::: Data shown :::

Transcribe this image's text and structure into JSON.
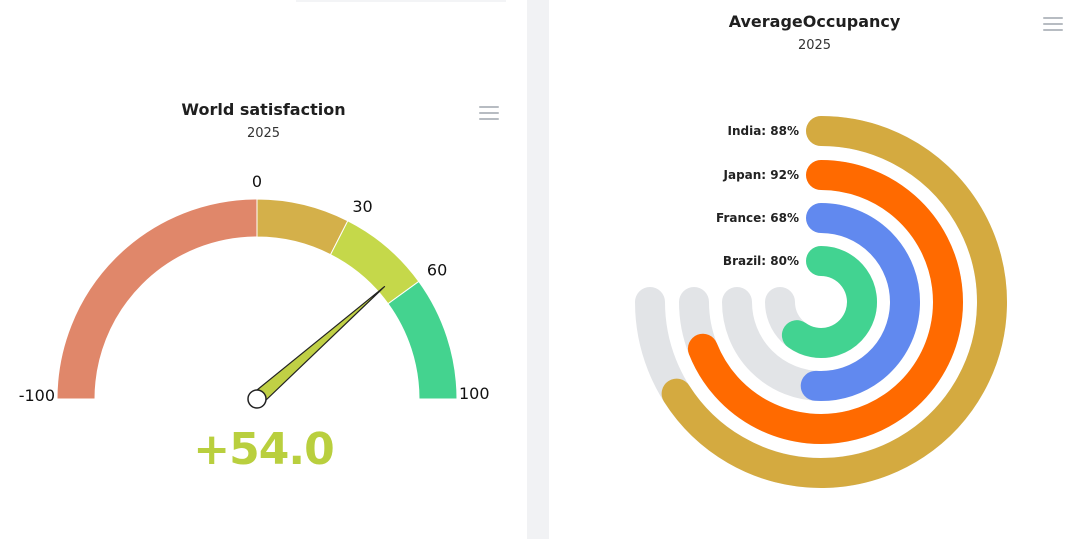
{
  "gauge_panel": {
    "title": "World satisfaction",
    "subtitle": "2025",
    "value_text": "+54.0",
    "value_color": "#b9cf3e"
  },
  "radial_panel": {
    "title": "AverageOccupancy",
    "subtitle": "2025"
  },
  "menu_icon": "hamburger-menu-icon",
  "chart_data": [
    {
      "type": "gauge",
      "title": "World satisfaction",
      "subtitle": "2025",
      "min": -100,
      "max": 100,
      "value": 54.0,
      "ticks": [
        {
          "value": -100,
          "label": "-100"
        },
        {
          "value": 0,
          "label": "0"
        },
        {
          "value": 30,
          "label": "30"
        },
        {
          "value": 60,
          "label": "60"
        },
        {
          "value": 100,
          "label": "100"
        }
      ],
      "bands": [
        {
          "from": -100,
          "to": 0,
          "color": "#e0876a"
        },
        {
          "from": 0,
          "to": 30,
          "color": "#d4b04a"
        },
        {
          "from": 30,
          "to": 60,
          "color": "#c5d84a"
        },
        {
          "from": 60,
          "to": 100,
          "color": "#44d38f"
        }
      ],
      "needle_color": "#c0d045"
    },
    {
      "type": "radialBar",
      "title": "AverageOccupancy",
      "subtitle": "2025",
      "max": 100,
      "track_color": "#e2e4e7",
      "categories": [
        "India",
        "Japan",
        "France",
        "Brazil"
      ],
      "values": [
        88,
        92,
        68,
        80
      ],
      "unit": "%",
      "labels": [
        "India: 88%",
        "Japan: 92%",
        "France: 68%",
        "Brazil: 80%"
      ],
      "colors": [
        "#d4aa40",
        "#ff6a00",
        "#6189ef",
        "#42d391"
      ]
    }
  ]
}
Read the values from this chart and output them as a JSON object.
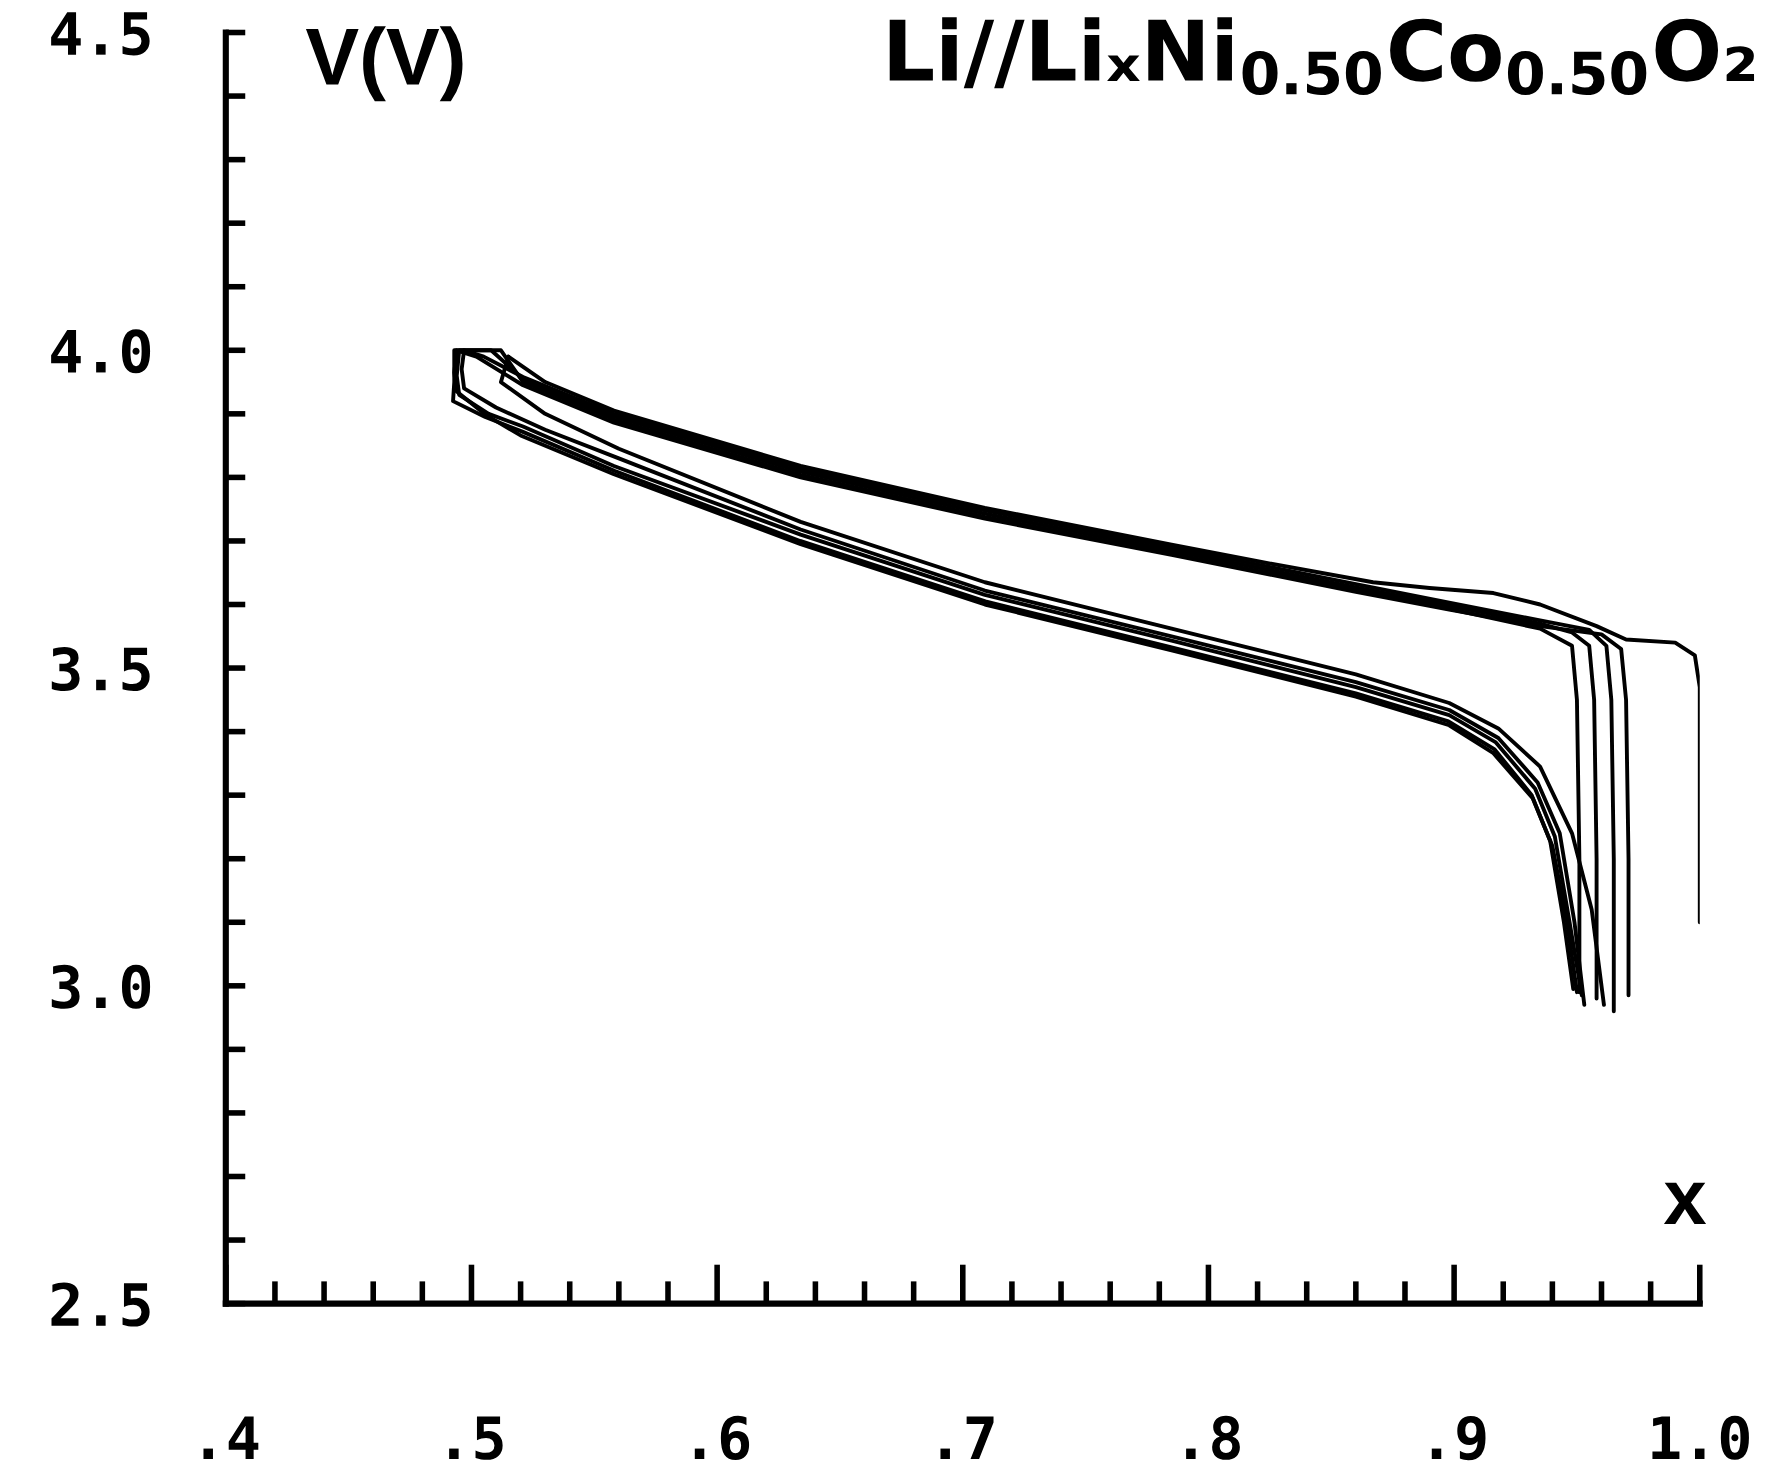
{
  "chart_data": {
    "type": "line",
    "title": "Li//LiₓNi$_{0.50}$Co$_{0.50}$O₂",
    "xlabel": "x",
    "ylabel": "V(V)",
    "xlim": [
      0.4,
      1.0
    ],
    "ylim": [
      2.5,
      4.5
    ],
    "xticks": [
      {
        "value": 0.4,
        "label": ".4"
      },
      {
        "value": 0.42,
        "label": null
      },
      {
        "value": 0.44,
        "label": null
      },
      {
        "value": 0.46,
        "label": null
      },
      {
        "value": 0.48,
        "label": null
      },
      {
        "value": 0.5,
        "label": ".5"
      },
      {
        "value": 0.52,
        "label": null
      },
      {
        "value": 0.54,
        "label": null
      },
      {
        "value": 0.56,
        "label": null
      },
      {
        "value": 0.58,
        "label": null
      },
      {
        "value": 0.6,
        "label": ".6"
      },
      {
        "value": 0.62,
        "label": null
      },
      {
        "value": 0.64,
        "label": null
      },
      {
        "value": 0.66,
        "label": null
      },
      {
        "value": 0.68,
        "label": null
      },
      {
        "value": 0.7,
        "label": ".7"
      },
      {
        "value": 0.72,
        "label": null
      },
      {
        "value": 0.74,
        "label": null
      },
      {
        "value": 0.76,
        "label": null
      },
      {
        "value": 0.78,
        "label": null
      },
      {
        "value": 0.8,
        "label": ".8"
      },
      {
        "value": 0.82,
        "label": null
      },
      {
        "value": 0.84,
        "label": null
      },
      {
        "value": 0.86,
        "label": null
      },
      {
        "value": 0.88,
        "label": null
      },
      {
        "value": 0.9,
        "label": ".9"
      },
      {
        "value": 0.92,
        "label": null
      },
      {
        "value": 0.94,
        "label": null
      },
      {
        "value": 0.96,
        "label": null
      },
      {
        "value": 0.98,
        "label": null
      },
      {
        "value": 1.0,
        "label": "1.0"
      }
    ],
    "yticks": [
      2.5,
      {
        "value": 2.6,
        "label": null
      },
      {
        "value": 2.7,
        "label": null
      },
      {
        "value": 2.8,
        "label": null
      },
      {
        "value": 2.9,
        "label": null
      },
      {
        "value": 3.0,
        "label": "3.0"
      },
      {
        "value": 3.1,
        "label": null
      },
      {
        "value": 3.2,
        "label": null
      },
      {
        "value": 3.3,
        "label": null
      },
      {
        "value": 3.4,
        "label": null
      },
      3.5,
      {
        "value": 3.6,
        "label": null
      },
      {
        "value": 3.7,
        "label": null
      },
      {
        "value": 3.8,
        "label": null
      },
      {
        "value": 3.9,
        "label": null
      },
      {
        "value": 4.0,
        "label": "4.0"
      },
      {
        "value": 4.1,
        "label": null
      },
      {
        "value": 4.2,
        "label": null
      },
      {
        "value": 4.3,
        "label": null
      },
      {
        "value": 4.4,
        "label": null
      },
      4.5
    ],
    "series": [
      {
        "color": "#000000",
        "x": [
          1.0,
          1.0,
          1.0,
          0.998,
          0.99,
          0.97,
          0.958,
          0.935,
          0.916,
          0.89,
          0.867,
          0.82,
          0.785,
          0.709,
          0.634,
          0.558,
          0.53,
          0.515
        ],
        "values": [
          3.1,
          3.3,
          3.47,
          3.52,
          3.54,
          3.545,
          3.566,
          3.6,
          3.618,
          3.626,
          3.635,
          3.668,
          3.694,
          3.752,
          3.818,
          3.905,
          3.95,
          3.99
        ]
      },
      {
        "color": "#000000",
        "x": [
          0.515,
          0.512,
          0.53,
          0.56,
          0.634,
          0.709,
          0.785,
          0.86,
          0.898,
          0.918,
          0.935,
          0.948,
          0.956,
          0.961
        ],
        "values": [
          3.99,
          3.95,
          3.9,
          3.845,
          3.73,
          3.635,
          3.562,
          3.49,
          3.445,
          3.405,
          3.345,
          3.24,
          3.12,
          2.97
        ]
      },
      {
        "color": "#000000",
        "x": [
          0.951,
          0.951,
          0.95,
          0.948,
          0.935,
          0.898,
          0.86,
          0.785,
          0.709,
          0.634,
          0.558,
          0.521,
          0.512,
          0.493,
          0.493,
          0.4925,
          0.5056,
          0.5207,
          0.5584,
          0.6338,
          0.7092,
          0.7846,
          0.86,
          0.8977,
          0.9165,
          0.9316,
          0.9391,
          0.9447,
          0.9485
        ],
        "values": [
          2.99,
          3.2,
          3.45,
          3.535,
          3.562,
          3.593,
          3.622,
          3.68,
          3.738,
          3.804,
          3.891,
          3.95,
          4.0,
          4.0,
          3.95,
          3.92,
          3.895,
          3.872,
          3.81,
          3.7,
          3.605,
          3.533,
          3.46,
          3.416,
          3.372,
          3.3,
          3.228,
          3.1,
          2.995
        ]
      },
      {
        "color": "#000000",
        "x": [
          0.958,
          0.958,
          0.957,
          0.955,
          0.948,
          0.935,
          0.898,
          0.86,
          0.785,
          0.709,
          0.634,
          0.558,
          0.521,
          0.508,
          0.495,
          0.494,
          0.495,
          0.507,
          0.521,
          0.558,
          0.634,
          0.709,
          0.785,
          0.86,
          0.898,
          0.917,
          0.933,
          0.941,
          0.947,
          0.952
        ],
        "values": [
          2.98,
          3.2,
          3.45,
          3.535,
          3.556,
          3.57,
          3.598,
          3.627,
          3.685,
          3.743,
          3.809,
          3.896,
          3.955,
          4.0,
          4.0,
          3.96,
          3.93,
          3.9,
          3.88,
          3.818,
          3.71,
          3.615,
          3.543,
          3.47,
          3.426,
          3.383,
          3.31,
          3.235,
          3.1,
          2.985
        ]
      },
      {
        "color": "#000000",
        "x": [
          0.965,
          0.965,
          0.964,
          0.962,
          0.955,
          0.935,
          0.898,
          0.86,
          0.785,
          0.709,
          0.634,
          0.558,
          0.521,
          0.505,
          0.497,
          0.496,
          0.497,
          0.51,
          0.53,
          0.56,
          0.634,
          0.709,
          0.785,
          0.86,
          0.898,
          0.918,
          0.934,
          0.943,
          0.949,
          0.953
        ],
        "values": [
          2.96,
          3.2,
          3.45,
          3.535,
          3.56,
          3.575,
          3.603,
          3.632,
          3.69,
          3.748,
          3.814,
          3.9,
          3.958,
          3.99,
          4.0,
          3.97,
          3.94,
          3.91,
          3.875,
          3.83,
          3.718,
          3.622,
          3.55,
          3.478,
          3.434,
          3.39,
          3.32,
          3.24,
          3.1,
          2.97
        ]
      },
      {
        "color": "#000000",
        "x": [
          0.971,
          0.971,
          0.97,
          0.968,
          0.96,
          0.935,
          0.898,
          0.86,
          0.785,
          0.709,
          0.634,
          0.558,
          0.521,
          0.502,
          0.494,
          0.493,
          0.494,
          0.506,
          0.52,
          0.558,
          0.634,
          0.709,
          0.785,
          0.86,
          0.898,
          0.916,
          0.932,
          0.94,
          0.946,
          0.95
        ],
        "values": [
          2.985,
          3.2,
          3.45,
          3.53,
          3.553,
          3.566,
          3.592,
          3.62,
          3.678,
          3.735,
          3.8,
          3.886,
          3.945,
          3.99,
          4.0,
          3.965,
          3.935,
          3.898,
          3.866,
          3.805,
          3.695,
          3.6,
          3.528,
          3.455,
          3.41,
          3.366,
          3.295,
          3.22,
          3.1,
          2.99
        ]
      }
    ]
  }
}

:::

● **Your instructions**: Report how many lines in these entries contain "World". Answer with the number only.

● **Full response**: 2